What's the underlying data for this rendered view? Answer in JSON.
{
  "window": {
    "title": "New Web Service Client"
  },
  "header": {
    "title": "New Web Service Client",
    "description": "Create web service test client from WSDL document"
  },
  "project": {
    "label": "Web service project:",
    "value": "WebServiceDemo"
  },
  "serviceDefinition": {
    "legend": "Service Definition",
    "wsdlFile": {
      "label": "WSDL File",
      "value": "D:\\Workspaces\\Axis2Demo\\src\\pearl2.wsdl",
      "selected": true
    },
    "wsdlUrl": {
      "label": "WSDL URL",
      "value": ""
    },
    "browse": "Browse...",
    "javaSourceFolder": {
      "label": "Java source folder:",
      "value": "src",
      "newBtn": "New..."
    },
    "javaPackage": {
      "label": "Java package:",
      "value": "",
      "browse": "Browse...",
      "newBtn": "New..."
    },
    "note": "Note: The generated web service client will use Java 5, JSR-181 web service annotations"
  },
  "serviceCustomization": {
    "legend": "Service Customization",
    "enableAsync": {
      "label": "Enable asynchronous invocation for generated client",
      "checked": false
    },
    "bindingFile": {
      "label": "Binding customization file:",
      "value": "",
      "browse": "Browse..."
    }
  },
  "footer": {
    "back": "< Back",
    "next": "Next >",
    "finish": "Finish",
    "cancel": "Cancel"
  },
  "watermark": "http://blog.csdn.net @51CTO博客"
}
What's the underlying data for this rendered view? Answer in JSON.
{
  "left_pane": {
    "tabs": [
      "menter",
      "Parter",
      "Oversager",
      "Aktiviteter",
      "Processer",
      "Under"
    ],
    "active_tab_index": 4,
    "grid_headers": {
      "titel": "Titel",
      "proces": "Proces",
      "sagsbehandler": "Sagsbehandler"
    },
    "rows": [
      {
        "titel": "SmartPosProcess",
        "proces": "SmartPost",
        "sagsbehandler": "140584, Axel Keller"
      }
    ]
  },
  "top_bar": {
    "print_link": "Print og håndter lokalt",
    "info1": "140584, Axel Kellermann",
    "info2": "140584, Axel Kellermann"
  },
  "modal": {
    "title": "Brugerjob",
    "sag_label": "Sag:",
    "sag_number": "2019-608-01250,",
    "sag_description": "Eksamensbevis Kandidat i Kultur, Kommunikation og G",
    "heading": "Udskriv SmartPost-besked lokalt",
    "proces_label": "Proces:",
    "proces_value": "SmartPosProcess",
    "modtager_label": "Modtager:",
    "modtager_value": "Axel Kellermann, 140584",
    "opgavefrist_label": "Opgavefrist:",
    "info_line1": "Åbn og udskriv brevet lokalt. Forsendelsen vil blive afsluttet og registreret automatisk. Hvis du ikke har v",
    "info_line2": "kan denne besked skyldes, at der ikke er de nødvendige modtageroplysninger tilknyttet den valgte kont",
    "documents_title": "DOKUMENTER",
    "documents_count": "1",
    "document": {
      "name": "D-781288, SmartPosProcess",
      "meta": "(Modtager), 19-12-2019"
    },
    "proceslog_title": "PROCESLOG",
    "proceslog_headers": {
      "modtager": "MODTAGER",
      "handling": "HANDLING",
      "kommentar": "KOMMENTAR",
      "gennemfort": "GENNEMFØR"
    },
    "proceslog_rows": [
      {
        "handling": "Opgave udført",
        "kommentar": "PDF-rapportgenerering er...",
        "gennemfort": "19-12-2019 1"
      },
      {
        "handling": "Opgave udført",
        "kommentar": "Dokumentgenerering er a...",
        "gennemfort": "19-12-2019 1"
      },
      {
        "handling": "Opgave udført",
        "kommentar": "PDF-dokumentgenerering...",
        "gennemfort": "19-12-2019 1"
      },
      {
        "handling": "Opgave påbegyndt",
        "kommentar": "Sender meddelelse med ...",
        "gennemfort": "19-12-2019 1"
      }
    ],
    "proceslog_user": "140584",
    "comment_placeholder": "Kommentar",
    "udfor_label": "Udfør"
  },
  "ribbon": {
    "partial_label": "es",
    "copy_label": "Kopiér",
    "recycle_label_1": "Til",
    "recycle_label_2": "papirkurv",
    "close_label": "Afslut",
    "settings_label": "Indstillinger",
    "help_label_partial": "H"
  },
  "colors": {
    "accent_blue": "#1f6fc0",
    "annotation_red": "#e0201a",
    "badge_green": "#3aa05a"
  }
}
***
> [Exercise]: Copy the records above exactly.

> [The answer]:
What's the underlying data for this rendered view? Answer in JSON.
{
  "window": {
    "title": "New Web Service Client"
  },
  "header": {
    "title": "New Web Service Client",
    "description": "Create web service test client from WSDL document"
  },
  "project": {
    "label": "Web service project:",
    "value": "WebServiceDemo"
  },
  "serviceDefinition": {
    "legend": "Service Definition",
    "wsdlFile": {
      "label": "WSDL File",
      "value": "D:\\Workspaces\\Axis2Demo\\src\\pearl2.wsdl",
      "selected": true
    },
    "wsdlUrl": {
      "label": "WSDL URL",
      "value": ""
    },
    "browse": "Browse...",
    "javaSourceFolder": {
      "label": "Java source folder:",
      "value": "src",
      "newBtn": "New..."
    },
    "javaPackage": {
      "label": "Java package:",
      "value": "",
      "browse": "Browse...",
      "newBtn": "New..."
    },
    "note": "Note: The generated web service client will use Java 5, JSR-181 web service annotations"
  },
  "serviceCustomization": {
    "legend": "Service Customization",
    "enableAsync": {
      "label": "Enable asynchronous invocation for generated client",
      "checked": false
    },
    "bindingFile": {
      "label": "Binding customization file:",
      "value": "",
      "browse": "Browse..."
    }
  },
  "footer": {
    "back": "< Back",
    "next": "Next >",
    "finish": "Finish",
    "cancel": "Cancel"
  },
  "watermark": "http://blog.csdn.net @51CTO博客"
}
What's the underlying data for this rendered view? Answer in JSON.
{
  "left_pane": {
    "tabs": [
      "menter",
      "Parter",
      "Oversager",
      "Aktiviteter",
      "Processer",
      "Under"
    ],
    "active_tab_index": 4,
    "grid_headers": {
      "titel": "Titel",
      "proces": "Proces",
      "sagsbehandler": "Sagsbehandler"
    },
    "rows": [
      {
        "titel": "SmartPosProcess",
        "proces": "SmartPost",
        "sagsbehandler": "140584, Axel Keller"
      }
    ]
  },
  "top_bar": {
    "print_link": "Print og håndter lokalt",
    "info1": "140584, Axel Kellermann",
    "info2": "140584, Axel Kellermann"
  },
  "modal": {
    "title": "Brugerjob",
    "sag_label": "Sag:",
    "sag_number": "2019-608-01250,",
    "sag_description": "Eksamensbevis Kandidat i Kultur, Kommunikation og G",
    "heading": "Udskriv SmartPost-besked lokalt",
    "proces_label": "Proces:",
    "proces_value": "SmartPosProcess",
    "modtager_label": "Modtager:",
    "modtager_value": "Axel Kellermann, 140584",
    "opgavefrist_label": "Opgavefrist:",
    "info_line1": "Åbn og udskriv brevet lokalt. Forsendelsen vil blive afsluttet og registreret automatisk. Hvis du ikke har v",
    "info_line2": "kan denne besked skyldes, at der ikke er de nødvendige modtageroplysninger tilknyttet den valgte kont",
    "documents_title": "DOKUMENTER",
    "documents_count": "1",
    "document": {
      "name": "D-781288, SmartPosProcess",
      "meta": "(Modtager), 19-12-2019"
    },
    "proceslog_title": "PROCESLOG",
    "proceslog_headers": {
      "modtager": "MODTAGER",
      "handling": "HANDLING",
      "kommentar": "KOMMENTAR",
      "gennemfort": "GENNEMFØR"
    },
    "proceslog_rows": [
      {
        "handling": "Opgave udført",
        "kommentar": "PDF-rapportgenerering er...",
        "gennemfort": "19-12-2019 1"
      },
      {
        "handling": "Opgave udført",
        "kommentar": "Dokumentgenerering er a...",
        "gennemfort": "19-12-2019 1"
      },
      {
        "handling": "Opgave udført",
        "kommentar": "PDF-dokumentgenerering...",
        "gennemfort": "19-12-2019 1"
      },
      {
        "handling": "Opgave påbegyndt",
        "kommentar": "Sender meddelelse med ...",
        "gennemfort": "19-12-2019 1"
      }
    ],
    "proceslog_user": "140584",
    "comment_placeholder": "Kommentar",
    "udfor_label": "Udfør"
  },
  "ribbon": {
    "partial_label": "es",
    "copy_label": "Kopiér",
    "recycle_label_1": "Til",
    "recycle_label_2": "papirkurv",
    "close_label": "Afslut",
    "settings_label": "Indstillinger",
    "help_label_partial": "H"
  },
  "colors": {
    "accent_blue": "#1f6fc0",
    "annotation_red": "#e0201a",
    "badge_green": "#3aa05a"
  }
}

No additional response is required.